• Brief
Where a line in the listing contains the string "Температура", copy that line out.

• Records to use
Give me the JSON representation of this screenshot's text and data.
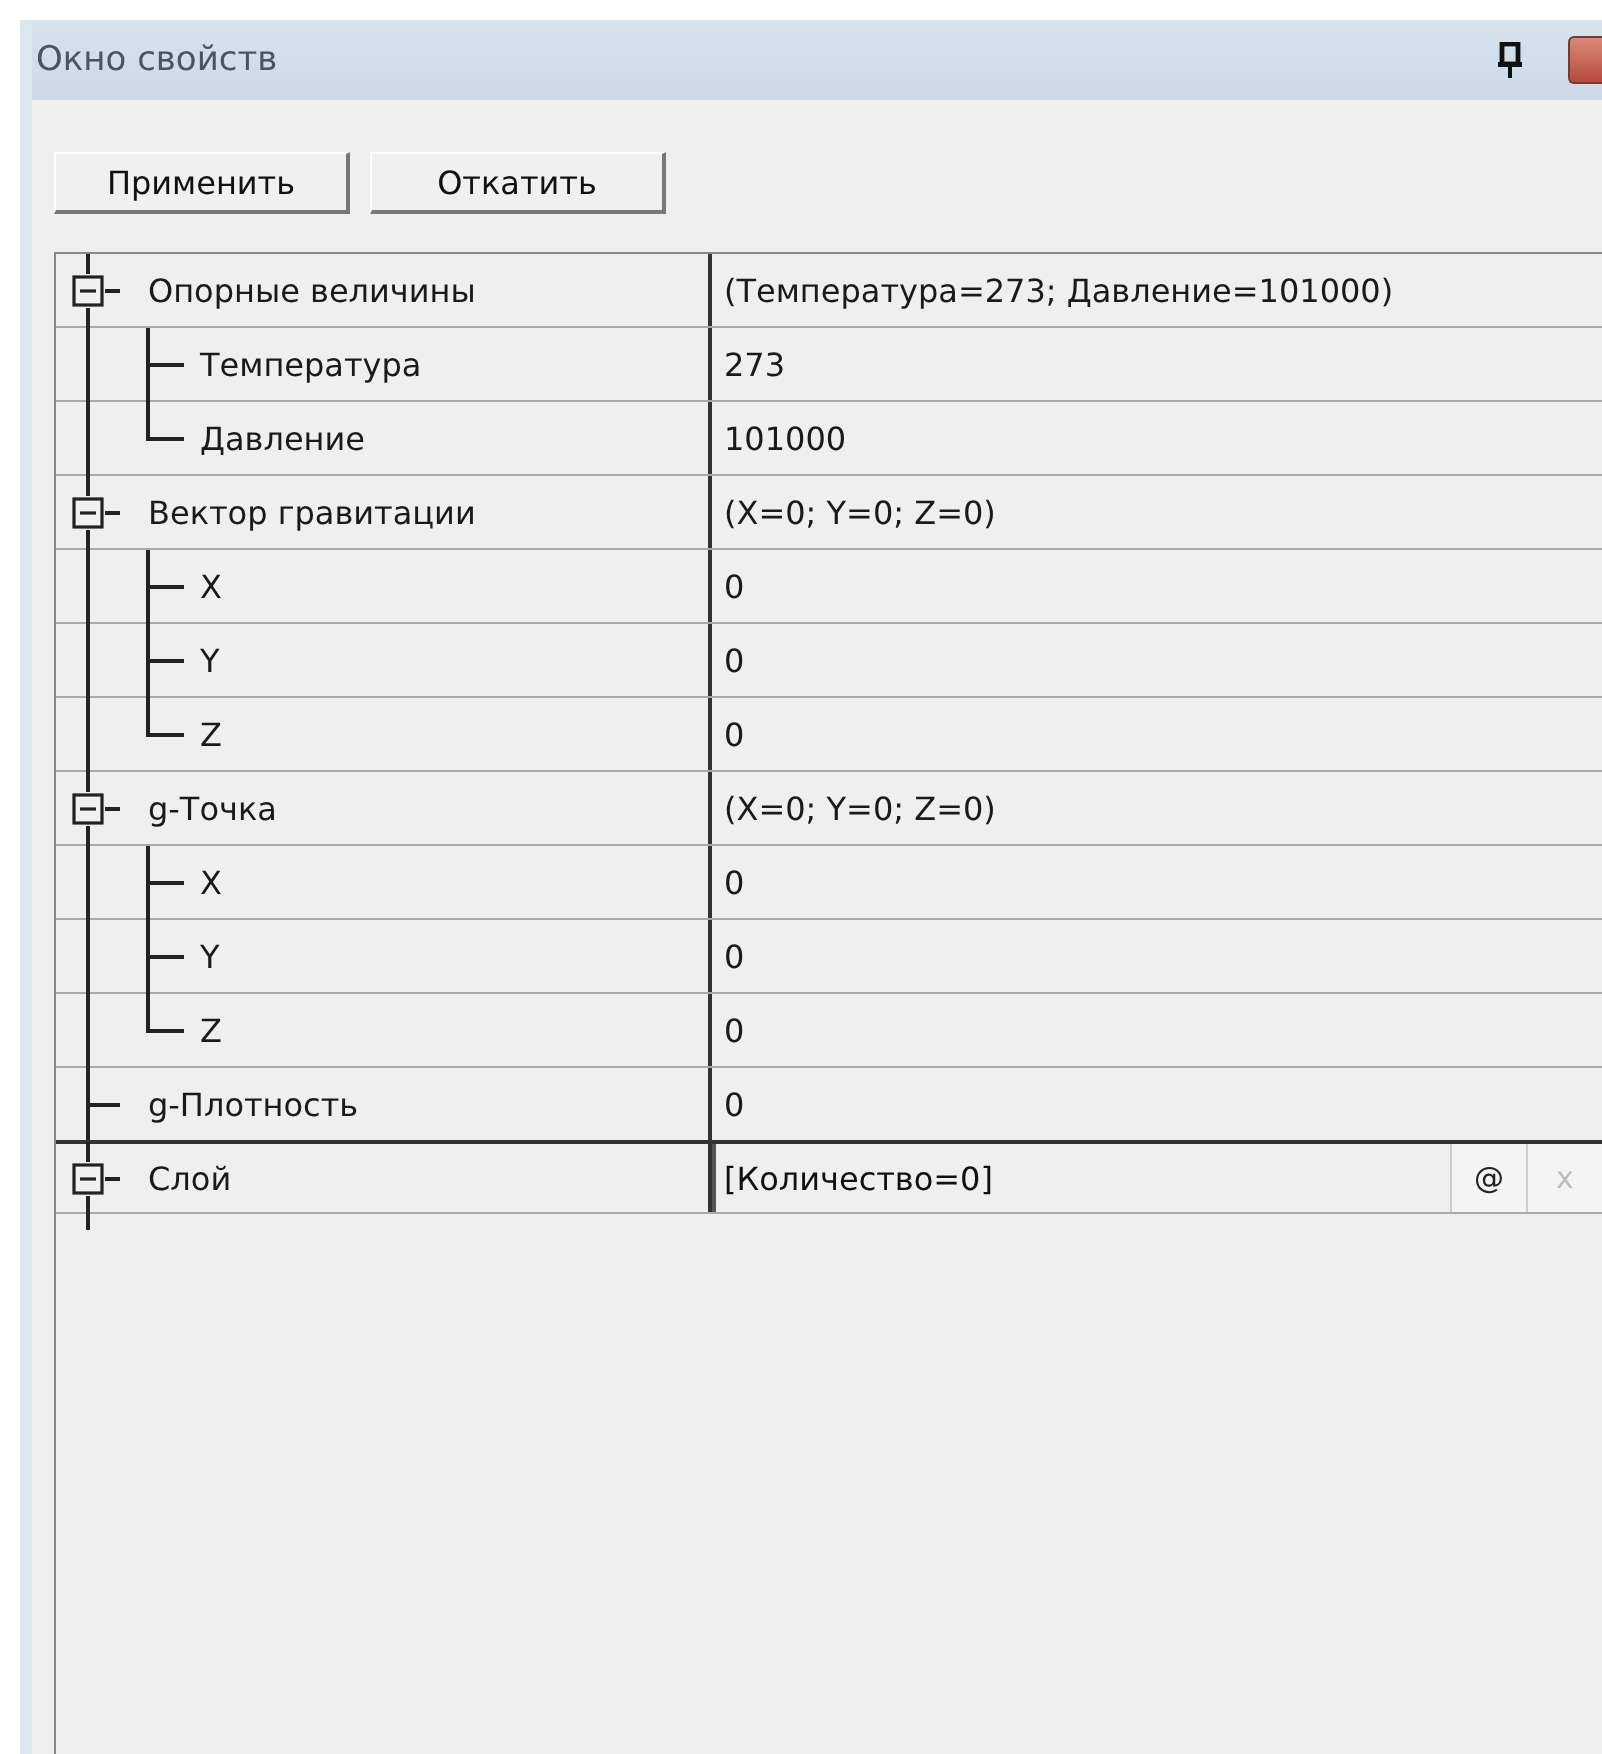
{
  "window": {
    "title": "Окно свойств"
  },
  "toolbar": [
    {
      "label": "Применить"
    },
    {
      "label": "Откатить"
    }
  ],
  "properties": [
    {
      "name": "Опорные величины",
      "value": "(Температура=273; Давление=101000)",
      "kind": "text",
      "expanded": true,
      "selected": false,
      "children": [
        {
          "name": "Температура",
          "value": "273",
          "kind": "text",
          "selected": false
        },
        {
          "name": "Давление",
          "value": "101000",
          "kind": "text",
          "selected": false
        }
      ]
    },
    {
      "name": "Вектор гравитации",
      "value": "(X=0; Y=0; Z=0)",
      "kind": "text",
      "expanded": true,
      "selected": false,
      "children": [
        {
          "name": "X",
          "value": "0",
          "kind": "text",
          "selected": false
        },
        {
          "name": "Y",
          "value": "0",
          "kind": "text",
          "selected": false
        },
        {
          "name": "Z",
          "value": "0",
          "kind": "text",
          "selected": false
        }
      ]
    },
    {
      "name": "g-Точка",
      "value": "(X=0; Y=0; Z=0)",
      "kind": "text",
      "expanded": true,
      "selected": false,
      "children": [
        {
          "name": "X",
          "value": "0",
          "kind": "text",
          "selected": false
        },
        {
          "name": "Y",
          "value": "0",
          "kind": "text",
          "selected": false
        },
        {
          "name": "Z",
          "value": "0",
          "kind": "text",
          "selected": false
        }
      ]
    },
    {
      "name": "g-Плотность",
      "value": "0",
      "kind": "text",
      "selected": false
    },
    {
      "name": "Слой",
      "value": "[Количество=0]",
      "kind": "editor",
      "expanded": true,
      "selected": true,
      "buttons": [
        {
          "label": "@",
          "disabled": false
        },
        {
          "label": "x",
          "disabled": true
        }
      ]
    }
  ]
}
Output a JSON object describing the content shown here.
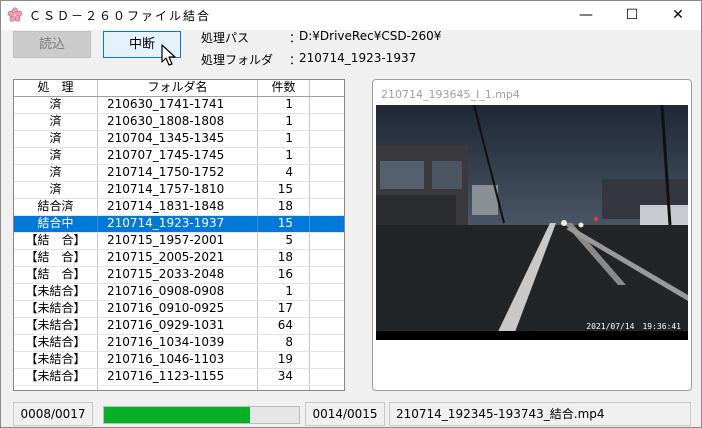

• Reply
      "value": "(Температура=273; Давление=101000)",
          "name": "Температура",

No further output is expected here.